• **Yapılacak iş**: Aşağıdaki, engelli vatandaşlar hakkındaki yazıda "Bunları yapmak ve" ile başlayıp "Maalesef değil!" ile biten kısmı, bu iki ifade de dahil olmak üzere, hiçbir şeyini değiştirmeden olduğu gibi aktarın.

Gelen tüm partiler hükümet oldular ama ne acıdır ki bu insanlara çare olmadılar. Oysa yasada bu insanlar özel insan kategorisinde tutuluyor ve onlara çare olunması gerekiyor, ama bizim sözde idareciler bu insanlara hayatlarını zindan etmiştir adet.
Yazık gerçekten de!
Yaşanan bu gerçekleri gördük sonra nasıl hükümetirler, nasıl bu insanların yaşamlarını ve sağlıklarını korumak gibi bir sorumlulukları yoktur diye düşünüyorum.
Oysa sorumludurlar.
Oysa görevleri budur.
Bunları yapmak ve bunlara çare bulmak için orada olmaları gerekirken, tam tersini yapıyorlar.
Tüm engelli vatandaşlarımıza çare olmayan hükümet bir bakıyoruz da başka başka şeylere çare olabiliyor.
Bu mudur hükümet etmek?
Bu mudur adaleti sağlamak?
Ve bu mudur bu insanlara tanınan yasal haklarını korumak ve bu insanlara çare olmak.
Maalesef değil!
Bu insanlar dışlanmış, itilmiş ve ne haliniz varsa görün diyor o hükümet denen makam ki o makam bu insanlara mecburdur elini uzatsın.
Ama bu el onlara uzanmıyor.
Uzanan yerler hep belli yerler oluyor.
Bu insanlar öncelikli insanlar olması gerekirken, hiç de önemsemem haline getirildiler.
Bakınız her türlü engelli olan insanlarımızın yaşam koşullarına.
Nerede yaşıyorlar?
Ne yiyorlar?
Nasıl besleniyorlar?
Sağlıkları konusunda gereken özen veya önem yerine getiriliyor mu?
Ya peki yolların durumu ne?
Özellikle kaldırımlar?
Ortopedik engelli birçok insanımız kaldırımlarda faydalanmak gibi bir sorunları halen daha devam ediyor. Kaldırımlar sadece normal engelsiz insanların kullanacakları şekilde yapılmaya devam ediyor. Yani bu insanları takmıyor. İlgilenmiyorlar. Bu kadar zor mu bu insanların da yürüyeceği şekilde kaldırımlarda iyileştirme yapsınlar? Kesinlikle değildir.

• **Verilen bilgiler**:
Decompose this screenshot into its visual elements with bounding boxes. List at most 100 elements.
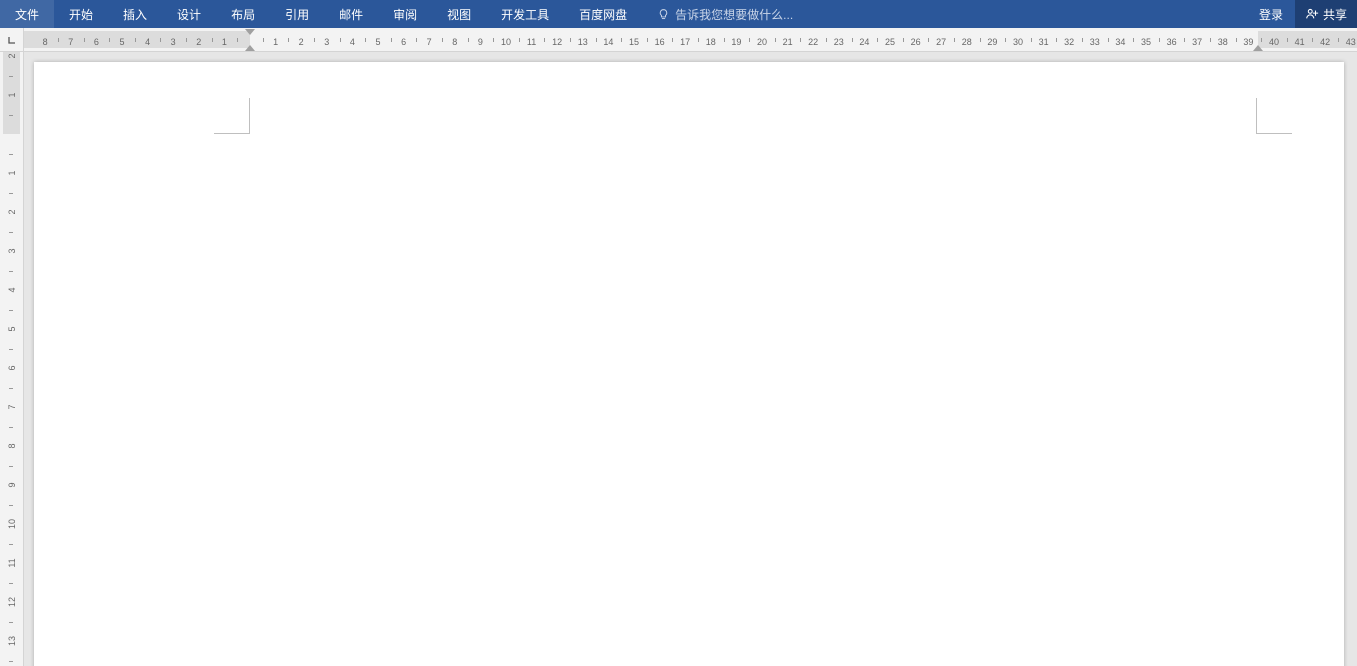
hruler-tick: 34 [1115,37,1125,47]
document-page[interactable] [34,62,1344,666]
hruler-tick: 13 [578,37,588,47]
hruler-tick: 7 [68,37,73,47]
vruler-tick: 10 [7,515,17,533]
hruler-tick: 32 [1064,37,1074,47]
vruler-tick: 4 [7,281,17,299]
vertical-ruler[interactable]: 211234567891011121314 [0,52,24,666]
hruler-tick: 22 [808,37,818,47]
tab-file[interactable]: 文件 [0,0,54,28]
hruler-tick: 1 [222,37,227,47]
hruler-tick: 41 [1295,37,1305,47]
margin-corner-top-right [1256,98,1292,134]
vruler-tick: 2 [7,52,17,65]
tell-me-placeholder: 告诉我您想要做什么... [675,6,793,23]
vruler-tick: 5 [7,320,17,338]
document-area[interactable] [24,52,1357,666]
hruler-tick: 26 [911,37,921,47]
vruler-tick: 13 [7,632,17,650]
hruler-tick: 5 [375,37,380,47]
hruler-tick: 4 [350,37,355,47]
hruler-tick: 17 [680,37,690,47]
hruler-tick: 11 [527,37,536,47]
vruler-tick: 3 [7,242,17,260]
vruler-tick: 6 [7,359,17,377]
vruler-tick: 1 [7,164,17,182]
hruler-tick: 18 [706,37,716,47]
hruler-tick: 1 [273,37,278,47]
lightbulb-icon [657,8,670,21]
vruler-tick: 9 [7,476,17,494]
hruler-tick: 25 [885,37,895,47]
hruler-tick: 12 [552,37,562,47]
login-button[interactable]: 登录 [1247,0,1295,28]
hruler-tick: 19 [731,37,741,47]
tell-me-search[interactable]: 告诉我您想要做什么... [657,6,793,23]
hruler-tick: 28 [962,37,972,47]
hruler-tick: 30 [1013,37,1023,47]
ribbon-right: 登录 共享 [1247,0,1357,28]
hruler-tick: 6 [401,37,406,47]
hruler-tick: 5 [119,37,124,47]
hruler-tick: 9 [478,37,483,47]
hruler-tick: 40 [1269,37,1279,47]
tab-stop-icon [6,34,18,46]
content-row: 211234567891011121314 [0,52,1357,666]
tab-baidu-netdisk[interactable]: 百度网盘 [564,0,642,28]
tab-mailings[interactable]: 邮件 [324,0,378,28]
hruler-tick: 21 [783,37,793,47]
tab-home[interactable]: 开始 [54,0,108,28]
vruler-tick: 8 [7,437,17,455]
share-button[interactable]: 共享 [1295,0,1357,28]
hruler-tick: 38 [1218,37,1228,47]
tab-developer[interactable]: 开发工具 [486,0,564,28]
hruler-tick: 16 [655,37,665,47]
vruler-tick: 11 [7,554,17,572]
hruler-tick: 4 [145,37,150,47]
margin-corner-top-left [214,98,250,134]
vruler-tick: 12 [7,593,17,611]
tab-stop-selector[interactable] [0,28,24,52]
hruler-tick: 10 [501,37,511,47]
vruler-tick: 7 [7,398,17,416]
hruler-tick: 37 [1192,37,1202,47]
tab-layout[interactable]: 布局 [216,0,270,28]
hruler-tick: 43 [1346,37,1356,47]
hruler-tick: 8 [43,37,48,47]
hruler-tick: 31 [1039,37,1049,47]
hruler-tick: 42 [1320,37,1330,47]
horizontal-ruler[interactable]: 8765432112345678910111213141516171819202… [24,28,1357,51]
hruler-tick: 8 [452,37,457,47]
ribbon-tabs: 文件 开始 插入 设计 布局 引用 邮件 审阅 视图 开发工具 百度网盘 [0,0,642,28]
hruler-tick: 3 [324,37,329,47]
hruler-tick: 29 [987,37,997,47]
first-line-indent-marker[interactable] [245,29,255,35]
right-indent-marker[interactable] [1253,45,1263,51]
hruler-tick: 20 [757,37,767,47]
tab-view[interactable]: 视图 [432,0,486,28]
hruler-tick: 23 [834,37,844,47]
share-label: 共享 [1323,6,1347,23]
hruler-tick: 14 [603,37,613,47]
tab-review[interactable]: 审阅 [378,0,432,28]
left-indent-marker[interactable] [246,50,254,51]
vruler-tick: 2 [7,203,17,221]
ribbon-bar: 文件 开始 插入 设计 布局 引用 邮件 审阅 视图 开发工具 百度网盘 告诉我… [0,0,1357,28]
hruler-tick: 2 [196,37,201,47]
tab-design[interactable]: 设计 [162,0,216,28]
horizontal-ruler-row: 8765432112345678910111213141516171819202… [0,28,1357,52]
vruler-tick: 1 [7,86,17,104]
hruler-tick: 33 [1090,37,1100,47]
hruler-tick: 24 [859,37,869,47]
hruler-tick: 27 [936,37,946,47]
hruler-tick: 6 [94,37,99,47]
share-person-icon [1305,7,1319,21]
hruler-tick: 3 [171,37,176,47]
hruler-tick: 36 [1167,37,1177,47]
hruler-tick: 7 [427,37,432,47]
tab-insert[interactable]: 插入 [108,0,162,28]
hruler-tick: 35 [1141,37,1151,47]
hruler-tick: 2 [299,37,304,47]
hruler-tick: 15 [629,37,639,47]
hruler-tick: 39 [1243,37,1253,47]
tab-references[interactable]: 引用 [270,0,324,28]
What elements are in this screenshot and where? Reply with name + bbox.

• **Görev sonucu**:
Bunları yapmak ve bunlara çare bulmak için orada olmaları gerekirken, tam tersini yapıyorlar.
Tüm engelli vatandaşlarımıza çare olmayan hükümet bir bakıyoruz da başka başka şeylere çare olabiliyor.
Bu mudur hükümet etmek?
Bu mudur adaleti sağlamak?
Ve bu mudur bu insanlara tanınan yasal haklarını korumak ve bu insanlara çare olmak.
Maalesef değil!